--- begin ---
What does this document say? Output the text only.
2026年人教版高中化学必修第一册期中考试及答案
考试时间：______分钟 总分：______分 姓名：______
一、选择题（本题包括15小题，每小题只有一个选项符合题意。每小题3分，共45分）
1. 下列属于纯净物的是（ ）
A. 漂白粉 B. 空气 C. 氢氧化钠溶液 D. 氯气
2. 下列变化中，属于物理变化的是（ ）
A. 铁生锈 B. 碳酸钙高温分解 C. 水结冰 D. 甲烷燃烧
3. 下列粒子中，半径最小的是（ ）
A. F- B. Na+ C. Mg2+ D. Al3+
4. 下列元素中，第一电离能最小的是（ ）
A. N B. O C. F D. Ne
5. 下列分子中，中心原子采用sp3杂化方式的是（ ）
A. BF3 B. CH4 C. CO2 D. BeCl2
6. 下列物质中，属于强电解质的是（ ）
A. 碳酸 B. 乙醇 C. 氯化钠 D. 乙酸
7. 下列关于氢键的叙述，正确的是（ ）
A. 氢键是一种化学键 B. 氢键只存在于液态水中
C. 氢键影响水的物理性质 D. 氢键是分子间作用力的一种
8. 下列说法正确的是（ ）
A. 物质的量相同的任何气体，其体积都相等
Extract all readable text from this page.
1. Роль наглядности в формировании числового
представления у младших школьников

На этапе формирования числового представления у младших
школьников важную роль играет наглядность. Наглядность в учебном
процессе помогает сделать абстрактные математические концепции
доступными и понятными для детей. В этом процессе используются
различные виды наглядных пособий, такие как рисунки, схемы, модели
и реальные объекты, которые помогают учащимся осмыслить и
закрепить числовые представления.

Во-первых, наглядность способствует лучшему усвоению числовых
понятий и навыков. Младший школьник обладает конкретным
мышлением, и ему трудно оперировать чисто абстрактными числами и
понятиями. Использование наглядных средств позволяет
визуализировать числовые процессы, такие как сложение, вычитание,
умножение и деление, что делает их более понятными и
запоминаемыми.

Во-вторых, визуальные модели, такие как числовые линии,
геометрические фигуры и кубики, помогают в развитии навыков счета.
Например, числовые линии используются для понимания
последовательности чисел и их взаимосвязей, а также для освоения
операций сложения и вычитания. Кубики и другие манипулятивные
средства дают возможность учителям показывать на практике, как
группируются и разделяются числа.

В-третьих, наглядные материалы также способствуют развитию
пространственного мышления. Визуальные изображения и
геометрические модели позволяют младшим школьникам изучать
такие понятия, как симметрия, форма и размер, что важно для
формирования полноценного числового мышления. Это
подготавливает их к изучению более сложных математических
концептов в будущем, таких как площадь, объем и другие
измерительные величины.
--- end ---
**Aim of the exercise**
Reproduce the records above exactly as they appear.

**Exercise response**
What does this document say? Output the text only.
2026年人教版高中化学必修第一册期中考试及答案
考试时间：______分钟 总分：______分 姓名：______
一、选择题（本题包括15小题，每小题只有一个选项符合题意。每小题3分，共45分）
1. 下列属于纯净物的是（ ）
A. 漂白粉 B. 空气 C. 氢氧化钠溶液 D. 氯气
2. 下列变化中，属于物理变化的是（ ）
A. 铁生锈 B. 碳酸钙高温分解 C. 水结冰 D. 甲烷燃烧
3. 下列粒子中，半径最小的是（ ）
A. F- B. Na+ C. Mg2+ D. Al3+
4. 下列元素中，第一电离能最小的是（ ）
A. N B. O C. F D. Ne
5. 下列分子中，中心原子采用sp3杂化方式的是（ ）
A. BF3 B. CH4 C. CO2 D. BeCl2
6. 下列物质中，属于强电解质的是（ ）
A. 碳酸 B. 乙醇 C. 氯化钠 D. 乙酸
7. 下列关于氢键的叙述，正确的是（ ）
A. 氢键是一种化学键 B. 氢键只存在于液态水中
C. 氢键影响水的物理性质 D. 氢键是分子间作用力的一种
8. 下列说法正确的是（ ）
A. 物质的量相同的任何气体，其体积都相等
Extract all readable text from this page.
1. Роль наглядности в формировании числового
представления у младших школьников

На этапе формирования числового представления у младших
школьников важную роль играет наглядность. Наглядность в учебном
процессе помогает сделать абстрактные математические концепции
доступными и понятными для детей. В этом процессе используются
различные виды наглядных пособий, такие как рисунки, схемы, модели
и реальные объекты, которые помогают учащимся осмыслить и
закрепить числовые представления.

Во-первых, наглядность способствует лучшему усвоению числовых
понятий и навыков. Младший школьник обладает конкретным
мышлением, и ему трудно оперировать чисто абстрактными числами и
понятиями. Использование наглядных средств позволяет
визуализировать числовые процессы, такие как сложение, вычитание,
умножение и деление, что делает их более понятными и
запоминаемыми.

Во-вторых, визуальные модели, такие как числовые линии,
геометрические фигуры и кубики, помогают в развитии навыков счета.
Например, числовые линии используются для понимания
последовательности чисел и их взаимосвязей, а также для освоения
операций сложения и вычитания. Кубики и другие манипулятивные
средства дают возможность учителям показывать на практике, как
группируются и разделяются числа.

В-третьих, наглядные материалы также способствуют развитию
пространственного мышления. Визуальные изображения и
геометрические модели позволяют младшим школьникам изучать
такие понятия, как симметрия, форма и размер, что важно для
формирования полноценного числового мышления. Это
подготавливает их к изучению более сложных математических
концептов в будущем, таких как площадь, объем и другие
измерительные величины.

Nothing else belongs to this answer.